## BEGIN

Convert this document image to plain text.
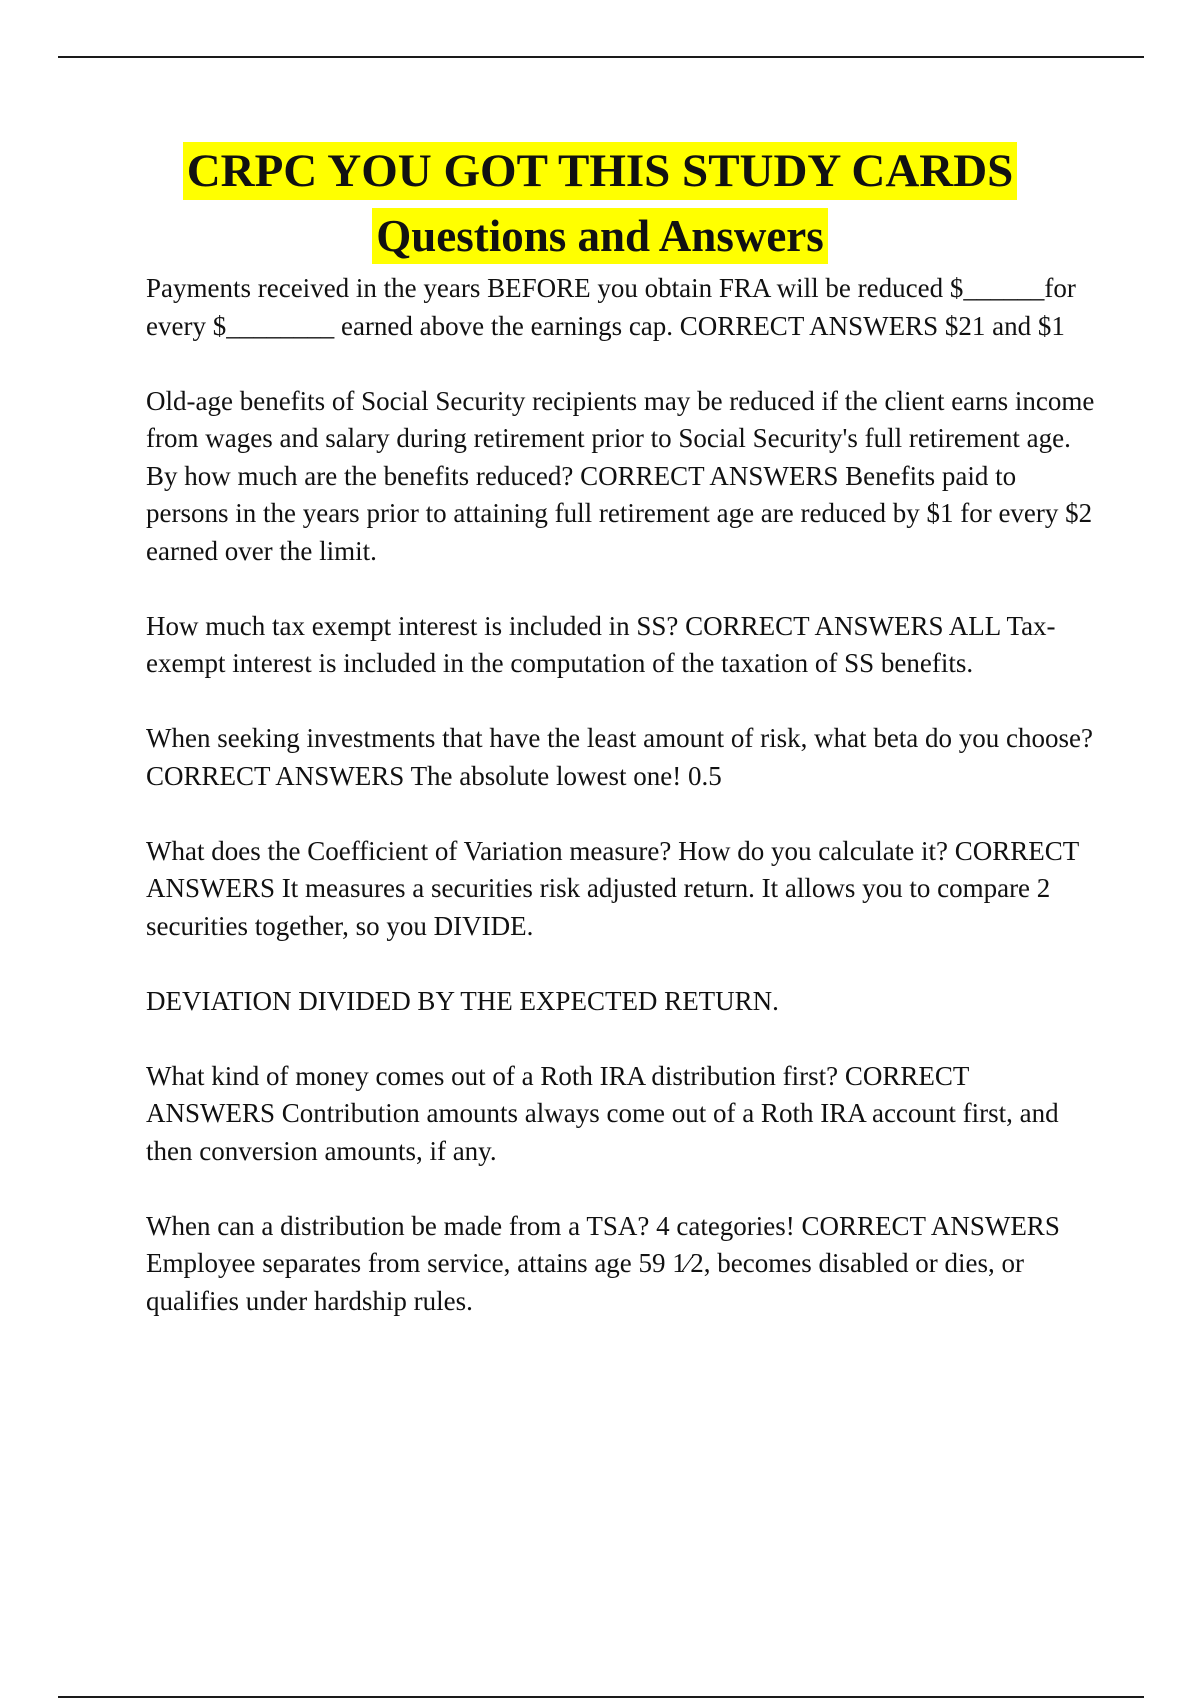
CRPC YOU GOT THIS STUDY CARDS
Questions and Answers

Payments received in the years BEFORE you obtain FRA will be reduced $______for every $________ earned above the earnings cap. CORRECT ANSWERS $21 and $1

Old-age benefits of Social Security recipients may be reduced if the client earns income from wages and salary during retirement prior to Social Security's full retirement age. By how much are the benefits reduced? CORRECT ANSWERS Benefits paid to persons in the years prior to attaining full retirement age are reduced by $1 for every $2 earned over the limit.

How much tax exempt interest is included in SS? CORRECT ANSWERS ALL Tax-exempt interest is included in the computation of the taxation of SS benefits.

When seeking investments that have the least amount of risk, what beta do you choose? CORRECT ANSWERS The absolute lowest one! 0.5

What does the Coefficient of Variation measure? How do you calculate it? CORRECT ANSWERS It measures a securities risk adjusted return. It allows you to compare 2 securities together, so you DIVIDE.

DEVIATION DIVIDED BY THE EXPECTED RETURN.

What kind of money comes out of a Roth IRA distribution first? CORRECT ANSWERS Contribution amounts always come out of a Roth IRA account first, and then conversion amounts, if any.

When can a distribution be made from a TSA? 4 categories! CORRECT ANSWERS Employee separates from service, attains age 59 1⁄2, becomes disabled or dies, or qualifies under hardship rules.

## END

### Exercise instructions
Omit the pictures. Output every record above word for word.

### Response below
Convert this document image to plain text.
CRPC YOU GOT THIS STUDY CARDS
Questions and Answers

Payments received in the years BEFORE you obtain FRA will be reduced $______for every $________ earned above the earnings cap. CORRECT ANSWERS $21 and $1

Old-age benefits of Social Security recipients may be reduced if the client earns income from wages and salary during retirement prior to Social Security's full retirement age. By how much are the benefits reduced? CORRECT ANSWERS Benefits paid to persons in the years prior to attaining full retirement age are reduced by $1 for every $2 earned over the limit.

How much tax exempt interest is included in SS? CORRECT ANSWERS ALL Tax-exempt interest is included in the computation of the taxation of SS benefits.

When seeking investments that have the least amount of risk, what beta do you choose? CORRECT ANSWERS The absolute lowest one! 0.5

What does the Coefficient of Variation measure? How do you calculate it? CORRECT ANSWERS It measures a securities risk adjusted return. It allows you to compare 2 securities together, so you DIVIDE.

DEVIATION DIVIDED BY THE EXPECTED RETURN.

What kind of money comes out of a Roth IRA distribution first? CORRECT ANSWERS Contribution amounts always come out of a Roth IRA account first, and then conversion amounts, if any.

When can a distribution be made from a TSA? 4 categories! CORRECT ANSWERS Employee separates from service, attains age 59 1⁄2, becomes disabled or dies, or qualifies under hardship rules.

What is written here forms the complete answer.